> [Short problem 1] Extract the saved data entries from the first line of those records through the line containing "y-tick-label: 70 — [125, 333, 161, 369]", reproducing every line unchanged.

> [Quoted text]
● ● ● ● ●

I work together on a science and spirituality blog with a Brandeis undergraduate that we call
The Bridge: A Science and Spirituality Resource. I took on the task of summarizing an intriguing but challenging article by Terrence Deacon for the blog entitled “Emergence: The Hole at the Wheel's Hub.” At the end of my second time through the 40 page paper I had one of those experiences in which science and spirituality really converged for me. The moment of insight intensified during several subsequent readings. It marked a considerable deepening of my morning meditation and perhaps other aspects of my spiritual life as well.

The primary purpose of Deacon's article was not spiritual, but instead to impart some order to the promiscuous concept of emergence by characterized three different levels. However he brings all three together under the Eastern-seeming concept of absence, a potential shaped by what is not there. He quotes from the
Tao Te Ching

Thirty spokes converged at the wheel’s hub to an empty space that makes it useful. Clay is shaped into a vessel, to take advantage of the emptiness it surrounds. Doors and windows are cut into walls of a room so that it can serve so some function. Though we must work with what is there, use comes from what is not there.

First something about the basic idea behind emergence. Thermodynamics tells us that the universe is running downhill and becoming increasingly random. In a state of randomness a change in one direction is balanced by change in the opposite; everything cancels everything else out. How then is life possible, to say nothing of the purposefulness on which we humans so pride ourselves? After all, we are---including our minds---part of nature.

● ● ● ● ●

> [Short problem 2] According to the blog post on science and spirituality, why is it puzzling that life and human purposefulness exist?

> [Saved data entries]

● ● ● ● ●

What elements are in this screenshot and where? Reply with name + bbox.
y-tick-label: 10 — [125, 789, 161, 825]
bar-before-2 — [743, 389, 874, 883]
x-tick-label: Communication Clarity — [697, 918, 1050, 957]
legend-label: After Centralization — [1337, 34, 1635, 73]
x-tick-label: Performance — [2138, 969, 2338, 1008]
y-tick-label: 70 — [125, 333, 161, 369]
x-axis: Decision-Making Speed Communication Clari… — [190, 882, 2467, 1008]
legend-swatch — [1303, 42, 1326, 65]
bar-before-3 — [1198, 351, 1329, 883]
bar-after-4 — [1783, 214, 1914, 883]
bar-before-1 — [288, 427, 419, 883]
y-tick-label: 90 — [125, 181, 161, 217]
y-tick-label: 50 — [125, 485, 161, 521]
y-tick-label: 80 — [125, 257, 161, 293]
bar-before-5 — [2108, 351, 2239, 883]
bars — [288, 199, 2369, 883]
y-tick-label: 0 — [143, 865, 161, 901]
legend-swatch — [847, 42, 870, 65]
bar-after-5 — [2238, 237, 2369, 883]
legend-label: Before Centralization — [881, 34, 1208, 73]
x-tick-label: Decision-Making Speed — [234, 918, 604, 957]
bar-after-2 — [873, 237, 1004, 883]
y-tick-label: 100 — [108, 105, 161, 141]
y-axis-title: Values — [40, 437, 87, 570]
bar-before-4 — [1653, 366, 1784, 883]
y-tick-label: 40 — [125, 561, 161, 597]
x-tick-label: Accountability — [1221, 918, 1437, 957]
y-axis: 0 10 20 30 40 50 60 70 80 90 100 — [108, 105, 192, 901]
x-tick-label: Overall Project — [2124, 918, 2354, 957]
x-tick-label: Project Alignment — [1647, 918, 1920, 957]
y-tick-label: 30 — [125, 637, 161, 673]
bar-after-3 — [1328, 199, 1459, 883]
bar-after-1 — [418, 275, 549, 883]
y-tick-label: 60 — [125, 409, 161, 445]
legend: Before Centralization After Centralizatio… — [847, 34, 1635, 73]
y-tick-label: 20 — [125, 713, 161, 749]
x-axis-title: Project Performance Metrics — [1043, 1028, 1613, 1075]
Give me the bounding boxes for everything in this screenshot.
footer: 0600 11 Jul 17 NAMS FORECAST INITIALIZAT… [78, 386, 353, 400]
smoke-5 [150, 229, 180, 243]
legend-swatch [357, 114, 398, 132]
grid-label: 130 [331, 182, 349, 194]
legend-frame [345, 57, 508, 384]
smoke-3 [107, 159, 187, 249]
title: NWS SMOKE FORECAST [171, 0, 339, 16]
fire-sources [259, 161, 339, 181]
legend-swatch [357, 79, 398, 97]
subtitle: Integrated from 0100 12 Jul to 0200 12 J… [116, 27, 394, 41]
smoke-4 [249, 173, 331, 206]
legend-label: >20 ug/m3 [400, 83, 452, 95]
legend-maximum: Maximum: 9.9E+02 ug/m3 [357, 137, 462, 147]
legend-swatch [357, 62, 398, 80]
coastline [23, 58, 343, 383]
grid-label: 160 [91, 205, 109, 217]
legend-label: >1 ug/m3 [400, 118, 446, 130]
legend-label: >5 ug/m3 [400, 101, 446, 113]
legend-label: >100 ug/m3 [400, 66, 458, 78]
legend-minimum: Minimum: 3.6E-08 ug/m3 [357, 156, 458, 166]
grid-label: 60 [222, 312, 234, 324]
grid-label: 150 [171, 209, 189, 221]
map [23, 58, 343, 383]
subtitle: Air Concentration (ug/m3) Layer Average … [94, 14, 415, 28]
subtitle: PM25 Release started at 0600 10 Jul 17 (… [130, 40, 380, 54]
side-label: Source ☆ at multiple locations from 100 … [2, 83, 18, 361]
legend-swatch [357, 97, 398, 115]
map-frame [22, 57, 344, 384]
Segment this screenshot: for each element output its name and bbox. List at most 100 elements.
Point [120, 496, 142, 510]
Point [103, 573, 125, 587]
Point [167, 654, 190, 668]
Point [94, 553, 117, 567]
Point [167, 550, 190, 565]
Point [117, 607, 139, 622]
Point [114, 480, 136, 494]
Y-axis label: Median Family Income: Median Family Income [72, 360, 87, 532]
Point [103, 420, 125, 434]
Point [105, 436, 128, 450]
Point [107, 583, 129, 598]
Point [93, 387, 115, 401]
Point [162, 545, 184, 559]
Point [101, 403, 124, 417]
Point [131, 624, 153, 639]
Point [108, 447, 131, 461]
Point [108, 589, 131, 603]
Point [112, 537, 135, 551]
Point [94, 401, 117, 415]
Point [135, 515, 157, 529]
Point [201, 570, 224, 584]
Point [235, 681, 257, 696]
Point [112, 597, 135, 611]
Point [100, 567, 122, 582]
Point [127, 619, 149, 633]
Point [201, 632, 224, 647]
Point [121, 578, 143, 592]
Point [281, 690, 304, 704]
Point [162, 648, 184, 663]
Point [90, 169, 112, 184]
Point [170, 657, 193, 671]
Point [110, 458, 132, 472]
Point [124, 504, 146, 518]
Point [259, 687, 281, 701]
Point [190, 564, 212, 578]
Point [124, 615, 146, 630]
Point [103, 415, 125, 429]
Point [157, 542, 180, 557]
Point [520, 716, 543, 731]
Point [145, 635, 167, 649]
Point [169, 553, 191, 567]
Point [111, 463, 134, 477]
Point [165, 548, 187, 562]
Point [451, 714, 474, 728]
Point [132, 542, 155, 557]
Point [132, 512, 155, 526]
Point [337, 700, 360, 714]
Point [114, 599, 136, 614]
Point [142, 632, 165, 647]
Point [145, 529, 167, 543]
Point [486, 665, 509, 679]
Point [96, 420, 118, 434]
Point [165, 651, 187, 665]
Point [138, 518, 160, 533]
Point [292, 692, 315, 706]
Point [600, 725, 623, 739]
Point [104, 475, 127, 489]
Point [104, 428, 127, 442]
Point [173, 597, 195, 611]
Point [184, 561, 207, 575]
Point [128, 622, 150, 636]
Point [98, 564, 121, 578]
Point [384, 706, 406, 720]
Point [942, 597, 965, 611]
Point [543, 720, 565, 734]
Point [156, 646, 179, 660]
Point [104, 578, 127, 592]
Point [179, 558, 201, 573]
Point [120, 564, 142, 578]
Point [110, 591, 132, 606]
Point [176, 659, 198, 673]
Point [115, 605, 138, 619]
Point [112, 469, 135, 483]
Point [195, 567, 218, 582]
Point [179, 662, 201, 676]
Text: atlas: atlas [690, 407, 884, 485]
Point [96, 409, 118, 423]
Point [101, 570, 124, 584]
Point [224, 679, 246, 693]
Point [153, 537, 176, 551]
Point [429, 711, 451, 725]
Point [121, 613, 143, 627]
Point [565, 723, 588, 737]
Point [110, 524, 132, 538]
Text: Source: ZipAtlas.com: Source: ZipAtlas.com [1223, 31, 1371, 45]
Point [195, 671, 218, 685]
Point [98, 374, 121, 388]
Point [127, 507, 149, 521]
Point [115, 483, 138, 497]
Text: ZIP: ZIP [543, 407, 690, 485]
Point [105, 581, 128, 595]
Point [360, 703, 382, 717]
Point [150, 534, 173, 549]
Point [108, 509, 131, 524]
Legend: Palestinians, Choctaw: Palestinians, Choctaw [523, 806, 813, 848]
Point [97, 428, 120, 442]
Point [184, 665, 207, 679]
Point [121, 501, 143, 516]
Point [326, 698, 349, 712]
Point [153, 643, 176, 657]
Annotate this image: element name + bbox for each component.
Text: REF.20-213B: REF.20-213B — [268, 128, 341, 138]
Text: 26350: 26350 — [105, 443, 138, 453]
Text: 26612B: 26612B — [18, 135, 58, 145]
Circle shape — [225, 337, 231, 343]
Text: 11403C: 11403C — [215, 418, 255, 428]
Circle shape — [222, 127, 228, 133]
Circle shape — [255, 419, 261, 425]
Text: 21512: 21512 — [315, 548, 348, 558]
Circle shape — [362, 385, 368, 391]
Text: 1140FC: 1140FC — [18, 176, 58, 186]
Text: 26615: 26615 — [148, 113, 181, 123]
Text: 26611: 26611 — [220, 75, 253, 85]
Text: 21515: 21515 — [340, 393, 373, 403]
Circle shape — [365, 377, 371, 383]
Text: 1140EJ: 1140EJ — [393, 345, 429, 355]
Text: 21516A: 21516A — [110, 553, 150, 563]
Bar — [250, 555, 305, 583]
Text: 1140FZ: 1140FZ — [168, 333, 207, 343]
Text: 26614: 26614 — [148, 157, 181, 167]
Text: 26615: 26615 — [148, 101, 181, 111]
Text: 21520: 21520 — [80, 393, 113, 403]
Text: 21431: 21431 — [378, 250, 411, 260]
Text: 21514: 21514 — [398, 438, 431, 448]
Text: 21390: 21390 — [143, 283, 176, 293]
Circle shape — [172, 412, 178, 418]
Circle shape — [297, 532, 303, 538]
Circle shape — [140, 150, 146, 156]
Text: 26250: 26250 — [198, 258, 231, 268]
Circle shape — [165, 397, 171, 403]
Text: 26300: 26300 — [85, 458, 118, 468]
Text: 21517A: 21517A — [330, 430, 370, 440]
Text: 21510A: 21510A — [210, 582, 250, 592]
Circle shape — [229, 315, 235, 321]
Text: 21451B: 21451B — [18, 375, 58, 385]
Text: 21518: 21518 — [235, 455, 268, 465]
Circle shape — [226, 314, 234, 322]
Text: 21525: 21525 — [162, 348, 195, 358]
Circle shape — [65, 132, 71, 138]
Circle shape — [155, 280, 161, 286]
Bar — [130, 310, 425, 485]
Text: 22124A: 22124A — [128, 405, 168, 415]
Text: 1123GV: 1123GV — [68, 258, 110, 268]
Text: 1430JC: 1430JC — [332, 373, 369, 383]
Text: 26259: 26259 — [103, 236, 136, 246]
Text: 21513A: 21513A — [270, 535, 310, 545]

● ● ● ● ●

> [Written response 1]
What elements are in this screenshot and where? Reply with name + bbox.
y-tick-label: 10 — [125, 789, 161, 825]
bar-before-2 — [743, 389, 874, 883]
x-tick-label: Communication Clarity — [697, 918, 1050, 957]
legend-label: After Centralization — [1337, 34, 1635, 73]
x-tick-label: Performance — [2138, 969, 2338, 1008]
y-tick-label: 70 — [125, 333, 161, 369]

> [Written response 2] Thermodynamics says the universe is running downhill and becoming increasingly random. In randomness, every change is balanced by an opposite one, so everything cancels out. Because humans, minds included, are part of nature, it is unclear how life and purposefulness are possible.